• [Selected passage]
.....

The commission suggests holding a consultation with the primate, metropolitans and representatives from CoGS and provincial councils to consider eliminating either General Synod or the ecclesiastical provinces “and/or a restructuring of responsibilities and resources between the two levels in order to more effectively support dioceses.” It also says consideration should be given to amalgamating dioceses or increasing collaboration between dioceses in administration and governance.

“In this time of institutional decline, with its attendant financial pressures, the Commission wonders if the church is ‘over-governed’ and wants to encourage conversations to re-imagine the church so that its core purpose of proclaiming the Gospel can be supported more vigorously,” the commission says.

In addition to being a gathering of Anglicans, General Synod is—unlike the Anglican Church of Canada—a legal entity; national office staff are the employees of General Synod, and lawsuits in which the church is involved name the General Synod of the Anglican Church of Canada.

Primate’s commission member the Rev. Cole Hartin—currently associate rector of Christ Church Tyler in Texas, and previously rector of St. Luke’s Anglican Church in Saint John, N.B.— says the commission was at first thinking mainly about provincial synods when it questioned the necessity of having three levels of synodical governance: dioceses, ecclesiastical provinces and General Synod. “It seemed to surprise me, anyway, that when we took in all of the surveys, there were more suggestions to get rid of General Synod than we had anticipated,” he says.

The Rev. Christopher Brittain, professor of Anglican studies at Trinity College, University of Toronto, says eliminating General Synod would potentially mean the end of the Anglican Church of Canada as a national presence.

“We’d have the Anglican Church of Canada in different regions, but they’d be really more regional independent churches than a national coordinated entity,” Brittain says.

If the church eliminates General Synod, Brittain foresees a scenario in which ecclesiastical provinces continue to talk to each other and coordinate—when they have time and when resources are available. “Initially there might be some capacity to hold together,” he says. “But that’s going to wither over time and fray.”

.....

• [Data entries]
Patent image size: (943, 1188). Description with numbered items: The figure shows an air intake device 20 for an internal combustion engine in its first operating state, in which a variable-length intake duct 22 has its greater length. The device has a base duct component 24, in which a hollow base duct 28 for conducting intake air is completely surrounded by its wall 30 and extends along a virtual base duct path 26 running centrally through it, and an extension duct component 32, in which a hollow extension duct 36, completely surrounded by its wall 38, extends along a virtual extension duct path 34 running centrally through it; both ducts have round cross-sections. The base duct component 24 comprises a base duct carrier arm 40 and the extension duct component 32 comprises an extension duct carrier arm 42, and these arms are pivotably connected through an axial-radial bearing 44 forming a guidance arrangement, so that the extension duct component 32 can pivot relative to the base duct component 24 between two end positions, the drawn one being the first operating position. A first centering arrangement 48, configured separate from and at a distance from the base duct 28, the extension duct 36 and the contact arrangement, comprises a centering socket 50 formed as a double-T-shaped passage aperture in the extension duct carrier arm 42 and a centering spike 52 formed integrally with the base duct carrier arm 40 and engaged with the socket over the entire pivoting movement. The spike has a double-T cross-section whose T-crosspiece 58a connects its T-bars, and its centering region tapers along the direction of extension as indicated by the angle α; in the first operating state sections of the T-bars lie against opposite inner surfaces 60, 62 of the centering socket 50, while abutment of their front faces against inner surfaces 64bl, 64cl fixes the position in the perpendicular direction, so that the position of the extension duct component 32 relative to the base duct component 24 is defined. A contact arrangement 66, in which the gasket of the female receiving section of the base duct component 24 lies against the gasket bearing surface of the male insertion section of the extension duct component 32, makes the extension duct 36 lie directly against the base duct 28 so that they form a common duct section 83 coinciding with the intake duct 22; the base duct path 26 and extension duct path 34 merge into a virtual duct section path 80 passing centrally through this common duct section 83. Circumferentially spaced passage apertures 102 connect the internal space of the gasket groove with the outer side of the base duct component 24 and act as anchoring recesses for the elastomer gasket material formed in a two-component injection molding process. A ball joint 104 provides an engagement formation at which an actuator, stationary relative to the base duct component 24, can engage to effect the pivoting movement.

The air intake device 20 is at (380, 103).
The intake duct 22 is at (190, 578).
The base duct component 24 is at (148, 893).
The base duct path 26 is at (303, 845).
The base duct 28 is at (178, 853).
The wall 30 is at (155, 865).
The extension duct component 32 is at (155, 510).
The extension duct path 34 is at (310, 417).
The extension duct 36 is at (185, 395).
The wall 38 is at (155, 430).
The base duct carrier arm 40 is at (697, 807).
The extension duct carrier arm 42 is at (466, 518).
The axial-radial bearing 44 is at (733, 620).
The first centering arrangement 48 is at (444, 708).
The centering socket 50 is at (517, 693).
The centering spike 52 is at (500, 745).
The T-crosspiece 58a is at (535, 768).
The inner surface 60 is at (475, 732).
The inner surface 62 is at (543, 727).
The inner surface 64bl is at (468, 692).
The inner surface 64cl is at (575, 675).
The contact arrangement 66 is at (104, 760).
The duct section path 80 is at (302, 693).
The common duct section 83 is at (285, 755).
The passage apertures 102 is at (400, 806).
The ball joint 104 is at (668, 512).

.....

• [Required actions]
1. In the Anglican governance article, what three levels of synodical governance did the commission question the need for?
2. Rewrite the Anglican governance article from "The commission suggests" to "the commission says.", substituting "meeting" for "consultation".
3. Extend the Anglican governance article past its last sentence.
The data has no connection to the passage.

• [Final answers]
1. Dioceses, ecclesiastical provinces and General Synod.

2.
The commission suggests holding a meeting with the primate, metropolitans and representatives from CoGS and provincial councils to consider eliminating either General Synod or the ecclesiastical provinces “and/or a restructuring of responsibilities and resources between the two levels in order to more effectively support dioceses.” It also says consideration should be given to amalgamating dioceses or increasing collaboration between dioceses in administration and governance.

“In this time of institutional decline, with its attendant financial pressures, the Commission wonders if the church is ‘over-governed’ and wants to encourage conversations to re-imagine the church so that its core purpose of proclaiming the Gospel can be supported more vigorously,” the commission says.

3.
Without General Synod’s constitutions and canons, Canadian Anglicans would have to spend considerable time and money rewriting canon laws, he says. They would likely start to focus more on concerns in their own geographic regions. Brittain believes getting rid of General Synod would undermine both the functionality and reputation of the Anglican Church of Canada nationally, for example by making it more difficult for outsiders to contact someone who can speak for the church as a national entity.

As an example of why Anglicans might question the need for General Synod, Hartin— stressing that he was merely expressing his own opinion and not the commission’s—recalls the divisive debate at two successive General Synods over amending the marriage canon to allow for same-sex marriage. General Synod 2019 narrowly voted against the amendment after it failed to reach the necessary threshold of two-thirds support in the Order of Bishops.

“There’s been no change to the marriage canon of the Anglican Church of Canada,” Hartin says. “But concretely on the ground, most dioceses do same-sex weddings. I think progressives feel like, ‘OK, [General Synod] is holding us back. What’s the point of this anyway if we have the authority in dioceses to do what we want to do?’ And conservatives feel like, ‘What’s the point in having this kind of national structure and sets of canon law if we’re not going to honour them anyway?’”

Getting rid of General Synod, Hartin says, would mean the church in Canada would be left where it was before the formation of General Synod: with parishes, dioceses and ministry, but without many of the national resources it enjoys today. Anglicans in Canada “certainly would not have a sleek website or excellent national communication,” he said. “They would not have the apparatus that supports the primate.”

Hartin’s own view is that he does not want to see General Synod disappear. “It doesn’t seem prudent, because there are enough indispensable things that the General Synod does that I think would be really cumbersome to have to parcel out to other groups like the provinces,” he says.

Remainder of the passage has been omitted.